- **WORKING DATA**:
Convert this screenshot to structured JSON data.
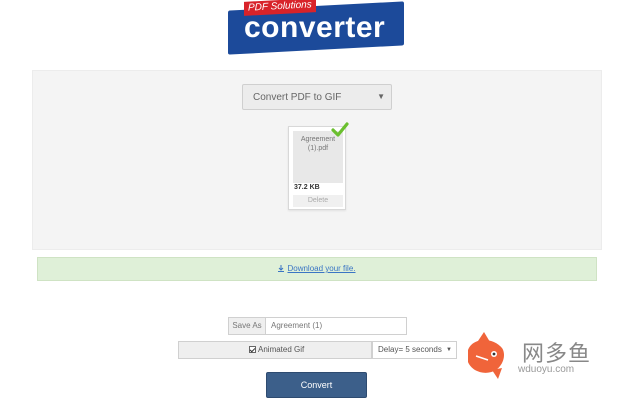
{
  "logo": {
    "tag": "PDF Solutions",
    "wordmark": "converter"
  },
  "converter": {
    "format_select": "Convert PDF to GIF",
    "file": {
      "name": "Agreement (1).pdf",
      "size": "37.2 KB",
      "delete_label": "Delete",
      "status": "uploaded"
    }
  },
  "download": {
    "link_text": "Download your file."
  },
  "options": {
    "save_as_label": "Save As",
    "save_as_value": "Agreement (1)",
    "animated_label": "Animated Gif",
    "animated_checked": true,
    "delay_value": "Delay= 5 seconds"
  },
  "actions": {
    "convert_label": "Convert"
  },
  "watermark": {
    "chinese": "网多鱼",
    "url": "wduoyu.com"
  },
  "colors": {
    "logo_blue": "#1c4a9a",
    "logo_red": "#d8232a",
    "success_bg": "#dff0d8",
    "button_blue": "#3c5f8a",
    "check_green": "#6abf2e"
  }
}
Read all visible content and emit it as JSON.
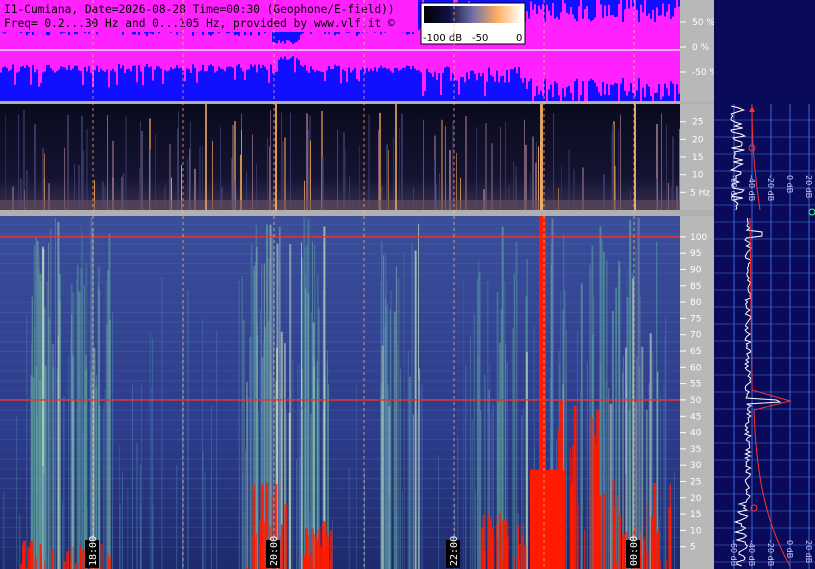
{
  "header": {
    "line1": "I1-Cumiana, Date=2026-08-28 Time=00:30 (Geophone/E-field))",
    "line2": "Freq= 0.2...30 Hz and 0...105 Hz, provided by www.vlf.it ©"
  },
  "colorbar": {
    "ticks": [
      "-100 dB",
      "-50",
      "0"
    ]
  },
  "chart_data": [
    {
      "type": "area",
      "name": "waveform",
      "yticks": [
        "50 %",
        "0 %",
        "-50 %"
      ],
      "ylim": [
        -100,
        100
      ],
      "colors": {
        "background": "#1010ff",
        "signal": "#ff22ff",
        "zero_line": "#ffffff"
      }
    },
    {
      "type": "heatmap",
      "name": "spectrogram-low",
      "ylim": [
        0,
        30
      ],
      "yticks": [
        25,
        20,
        15,
        10
      ],
      "last_tick_label": "5 Hz",
      "colors": {
        "low": "#0c0c24",
        "mid": "#6e6ea0",
        "high": "#ffb050"
      }
    },
    {
      "type": "heatmap",
      "name": "spectrogram-high",
      "ylim": [
        0,
        105
      ],
      "yticks": [
        100,
        95,
        90,
        85,
        80,
        75,
        70,
        65,
        60,
        55,
        50,
        45,
        40,
        35,
        30,
        25,
        20,
        15,
        10,
        5
      ],
      "hum_lines_hz": [
        50,
        100
      ],
      "time_labels": [
        "18:00",
        "20:00",
        "22:00",
        "00:00"
      ],
      "colors": {
        "low": "#2a3a8c",
        "mid": "#5fa6a0",
        "high": "#ffffff",
        "saturated": "#ff1a00"
      }
    },
    {
      "type": "line",
      "name": "spectrum-profile",
      "xticks": [
        "-60 dB",
        "-40 dB",
        "-20 dB",
        "0 dB",
        "20 dB"
      ],
      "colors": {
        "background": "#0a0a5a",
        "trace": "#ffffff",
        "fit": "#ff3030",
        "grid": "#3a6ad0"
      }
    }
  ]
}
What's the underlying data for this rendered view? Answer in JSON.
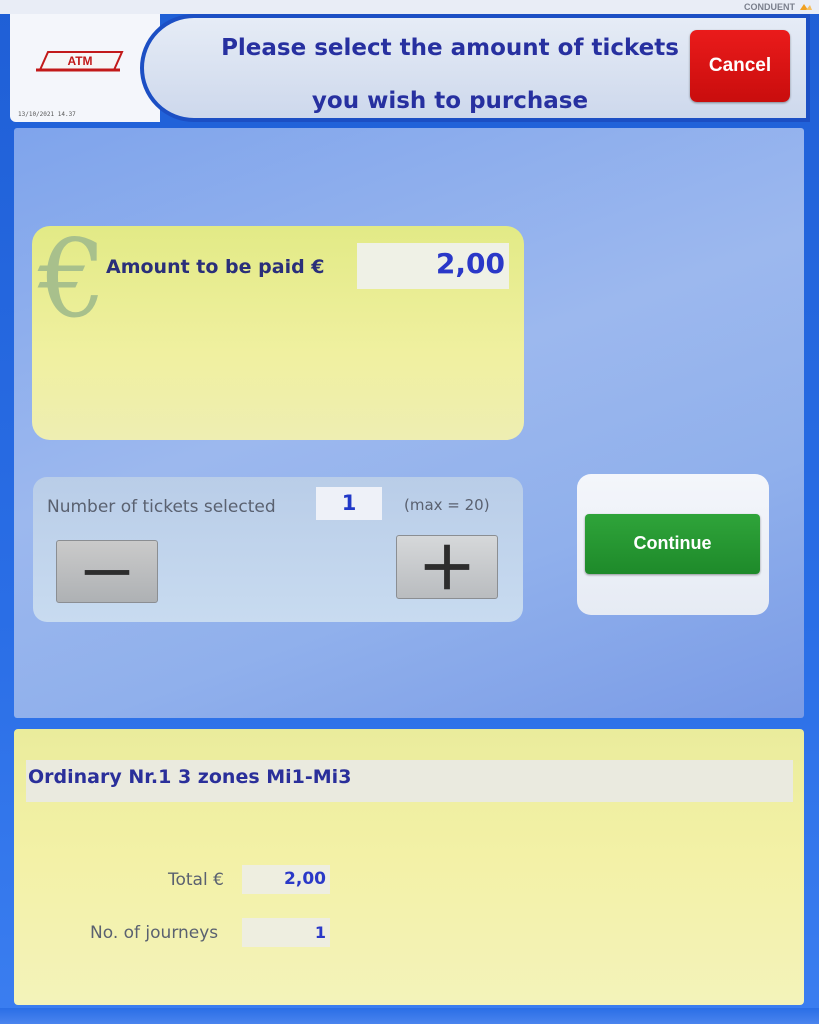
{
  "brand": {
    "label": "CONDUENT",
    "icon": "conduent-logo-icon"
  },
  "header": {
    "logo_text": "ATM",
    "datetime": "13/10/2021 14.37",
    "title_line1": "Please select the amount of tickets",
    "title_line2": "you wish to purchase",
    "cancel_label": "Cancel"
  },
  "amount": {
    "icon": "euro-icon",
    "label": "Amount to be paid €",
    "value": "2,00"
  },
  "tickets": {
    "label": "Number of tickets selected",
    "count": "1",
    "max": "(max = 20)",
    "minus_icon": "minus-icon",
    "plus_icon": "plus-icon"
  },
  "continue_label": "Continue",
  "ticket_info": {
    "title": "Ordinary Nr.1 3 zones Mi1-Mi3",
    "total_label": "Total €",
    "total_value": "2,00",
    "journeys_label": "No. of journeys",
    "journeys_value": "1"
  },
  "colors": {
    "cancel": "#d81414",
    "continue": "#22922e",
    "title_text": "#2730a0",
    "value_text": "#2a38c8"
  }
}
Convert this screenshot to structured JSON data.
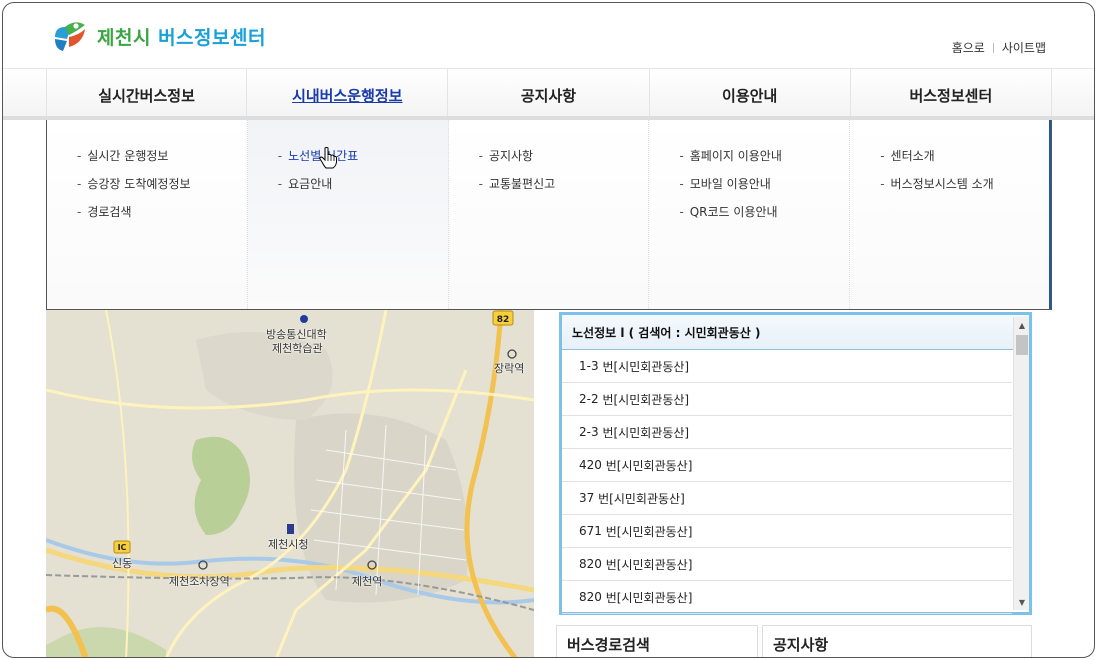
{
  "logo": {
    "city": "제천시",
    "title": "버스정보센터"
  },
  "top_links": {
    "home": "홈으로",
    "sitemap": "사이트맵"
  },
  "gnb": [
    {
      "label": "실시간버스정보",
      "color": "#1e88d8"
    },
    {
      "label": "시내버스운행정보",
      "color": "#1a3ca8"
    },
    {
      "label": "공지사항",
      "color": "#c8c8c8"
    },
    {
      "label": "이용안내",
      "color": "#8a8a8a"
    },
    {
      "label": "버스정보센터",
      "color": "#e8541c"
    }
  ],
  "submenu": [
    [
      "실시간 운행정보",
      "승강장 도착예정정보",
      "경로검색"
    ],
    [
      "노선별 시간표",
      "요금안내"
    ],
    [
      "공지사항",
      "교통불편신고"
    ],
    [
      "홈페이지 이용안내",
      "모바일 이용안내",
      "QR코드 이용안내"
    ],
    [
      "센터소개",
      "버스정보시스템 소개"
    ]
  ],
  "submenu_dash": "-",
  "map": {
    "road_badge": "82",
    "ic_badge": "IC",
    "labels": {
      "univ": "방송통신대학",
      "univ2": "제천학습관",
      "station1": "장락역",
      "cityhall": "제천시청",
      "sindong": "신동",
      "yard": "제천조차장역",
      "station2": "제천역"
    }
  },
  "route_panel": {
    "header": "노선정보 l ( 검색어 : 시민회관동산 )",
    "rows": [
      {
        "num": "1-3",
        "unit": "번",
        "stop": "[시민회관동산]"
      },
      {
        "num": "2-2",
        "unit": "번",
        "stop": "[시민회관동산]"
      },
      {
        "num": "2-3",
        "unit": "번",
        "stop": "[시민회관동산]"
      },
      {
        "num": "420",
        "unit": "번",
        "stop": "[시민회관동산]"
      },
      {
        "num": "37",
        "unit": "번",
        "stop": "[시민회관동산]"
      },
      {
        "num": "671",
        "unit": "번",
        "stop": "[시민회관동산]"
      },
      {
        "num": "820",
        "unit": "번",
        "stop": "[시민회관동산]"
      },
      {
        "num": "820",
        "unit": "번",
        "stop": "[시민회관동산]"
      }
    ],
    "scroll_up": "▲",
    "scroll_down": "▼"
  },
  "bottom": {
    "route_search": "버스경로검색",
    "notice": "공지사항"
  }
}
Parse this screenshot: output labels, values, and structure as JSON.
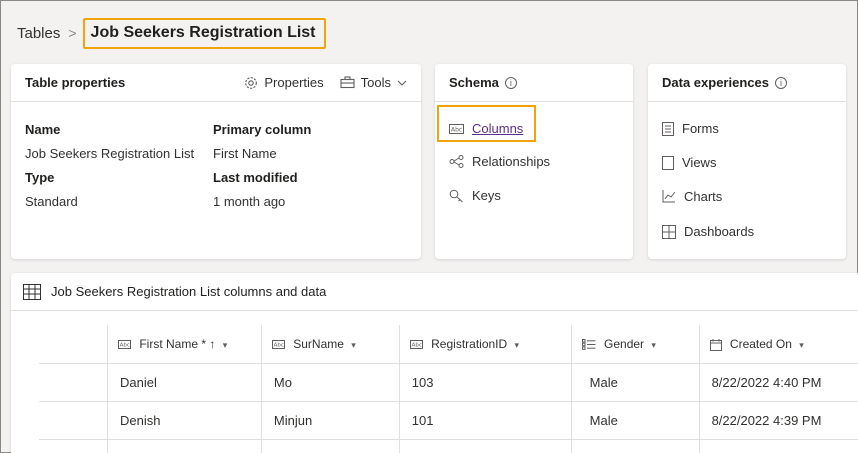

- **THE TASK**: Exactly reproduce each record, leaving out any pictures.

- **ANSWER TO THIS PROBLEM**:
Convert this screenshot to structured JSON data.
{
  "logo": {
    "tag": "PDF Solutions",
    "wordmark": "converter"
  },
  "converter": {
    "format_select": "Convert PDF to GIF",
    "file": {
      "name": "Agreement (1).pdf",
      "size": "37.2 KB",
      "delete_label": "Delete",
      "status": "uploaded"
    }
  },
  "download": {
    "link_text": "Download your file."
  },
  "options": {
    "save_as_label": "Save As",
    "save_as_value": "Agreement (1)",
    "animated_label": "Animated Gif",
    "animated_checked": true,
    "delay_value": "Delay= 5 seconds"
  },
  "actions": {
    "convert_label": "Convert"
  },
  "watermark": {
    "chinese": "网多鱼",
    "url": "wduoyu.com"
  },
  "colors": {
    "logo_blue": "#1c4a9a",
    "logo_red": "#d8232a",
    "success_bg": "#dff0d8",
    "button_blue": "#3c5f8a",
    "check_green": "#6abf2e"
  }
}
Read all visible content and emit it as JSON.
{
  "header": {
    "line1": "I1-Cumiana, Date=2026-08-28 Time=00:30 (Geophone/E-field))",
    "line2": "Freq= 0.2...30 Hz and 0...105 Hz, provided by www.vlf.it ©"
  },
  "colorbar": {
    "ticks": [
      "-100 dB",
      "-50",
      "0"
    ]
  },
  "chart_data": [
    {
      "type": "area",
      "name": "waveform",
      "yticks": [
        "50 %",
        "0 %",
        "-50 %"
      ],
      "ylim": [
        -100,
        100
      ],
      "colors": {
        "background": "#1010ff",
        "signal": "#ff22ff",
        "zero_line": "#ffffff"
      }
    },
    {
      "type": "heatmap",
      "name": "spectrogram-low",
      "ylim": [
        0,
        30
      ],
      "yticks": [
        25,
        20,
        15,
        10
      ],
      "last_tick_label": "5 Hz",
      "colors": {
        "low": "#0c0c24",
        "mid": "#6e6ea0",
        "high": "#ffb050"
      }
    },
    {
      "type": "heatmap",
      "name": "spectrogram-high",
      "ylim": [
        0,
        105
      ],
      "yticks": [
        100,
        95,
        90,
        85,
        80,
        75,
        70,
        65,
        60,
        55,
        50,
        45,
        40,
        35,
        30,
        25,
        20,
        15,
        10,
        5
      ],
      "hum_lines_hz": [
        50,
        100
      ],
      "time_labels": [
        "18:00",
        "20:00",
        "22:00",
        "00:00"
      ],
      "colors": {
        "low": "#2a3a8c",
        "mid": "#5fa6a0",
        "high": "#ffffff",
        "saturated": "#ff1a00"
      }
    },
    {
      "type": "line",
      "name": "spectrum-profile",
      "xticks": [
        "-60 dB",
        "-40 dB",
        "-20 dB",
        "0 dB",
        "20 dB"
      ],
      "colors": {
        "background": "#0a0a5a",
        "trace": "#ffffff",
        "fit": "#ff3030",
        "grid": "#3a6ad0"
      }
    }
  ]
}
What's the underlying data for this rendered view? Answer in JSON.
{
  "brand": {
    "label": "CONDUENT",
    "icon": "conduent-logo-icon"
  },
  "header": {
    "logo_text": "ATM",
    "datetime": "13/10/2021 14.37",
    "title_line1": "Please select the amount of tickets",
    "title_line2": "you wish to purchase",
    "cancel_label": "Cancel"
  },
  "amount": {
    "icon": "euro-icon",
    "label": "Amount to be paid €",
    "value": "2,00"
  },
  "tickets": {
    "label": "Number of tickets selected",
    "count": "1",
    "max": "(max = 20)",
    "minus_icon": "minus-icon",
    "plus_icon": "plus-icon"
  },
  "continue_label": "Continue",
  "ticket_info": {
    "title": "Ordinary Nr.1 3 zones Mi1-Mi3",
    "total_label": "Total €",
    "total_value": "2,00",
    "journeys_label": "No. of journeys",
    "journeys_value": "1"
  },
  "colors": {
    "cancel": "#d81414",
    "continue": "#22922e",
    "title_text": "#2730a0",
    "value_text": "#2a38c8"
  }
}
Convert this screenshot to structured JSON data.
{
  "logo": {
    "city": "제천시",
    "title": "버스정보센터"
  },
  "top_links": {
    "home": "홈으로",
    "sitemap": "사이트맵"
  },
  "gnb": [
    {
      "label": "실시간버스정보",
      "color": "#1e88d8"
    },
    {
      "label": "시내버스운행정보",
      "color": "#1a3ca8"
    },
    {
      "label": "공지사항",
      "color": "#c8c8c8"
    },
    {
      "label": "이용안내",
      "color": "#8a8a8a"
    },
    {
      "label": "버스정보센터",
      "color": "#e8541c"
    }
  ],
  "submenu": [
    [
      "실시간 운행정보",
      "승강장 도착예정정보",
      "경로검색"
    ],
    [
      "노선별 시간표",
      "요금안내"
    ],
    [
      "공지사항",
      "교통불편신고"
    ],
    [
      "홈페이지 이용안내",
      "모바일 이용안내",
      "QR코드 이용안내"
    ],
    [
      "센터소개",
      "버스정보시스템 소개"
    ]
  ],
  "submenu_dash": "-",
  "map": {
    "road_badge": "82",
    "ic_badge": "IC",
    "labels": {
      "univ": "방송통신대학",
      "univ2": "제천학습관",
      "station1": "장락역",
      "cityhall": "제천시청",
      "sindong": "신동",
      "yard": "제천조차장역",
      "station2": "제천역"
    }
  },
  "route_panel": {
    "header": "노선정보 l ( 검색어 : 시민회관동산 )",
    "rows": [
      {
        "num": "1-3",
        "unit": "번",
        "stop": "[시민회관동산]"
      },
      {
        "num": "2-2",
        "unit": "번",
        "stop": "[시민회관동산]"
      },
      {
        "num": "2-3",
        "unit": "번",
        "stop": "[시민회관동산]"
      },
      {
        "num": "420",
        "unit": "번",
        "stop": "[시민회관동산]"
      },
      {
        "num": "37",
        "unit": "번",
        "stop": "[시민회관동산]"
      },
      {
        "num": "671",
        "unit": "번",
        "stop": "[시민회관동산]"
      },
      {
        "num": "820",
        "unit": "번",
        "stop": "[시민회관동산]"
      },
      {
        "num": "820",
        "unit": "번",
        "stop": "[시민회관동산]"
      }
    ],
    "scroll_up": "▲",
    "scroll_down": "▼"
  },
  "bottom": {
    "route_search": "버스경로검색",
    "notice": "공지사항"
  }
}
Parse this screenshot: output labels, values, and structure as JSON.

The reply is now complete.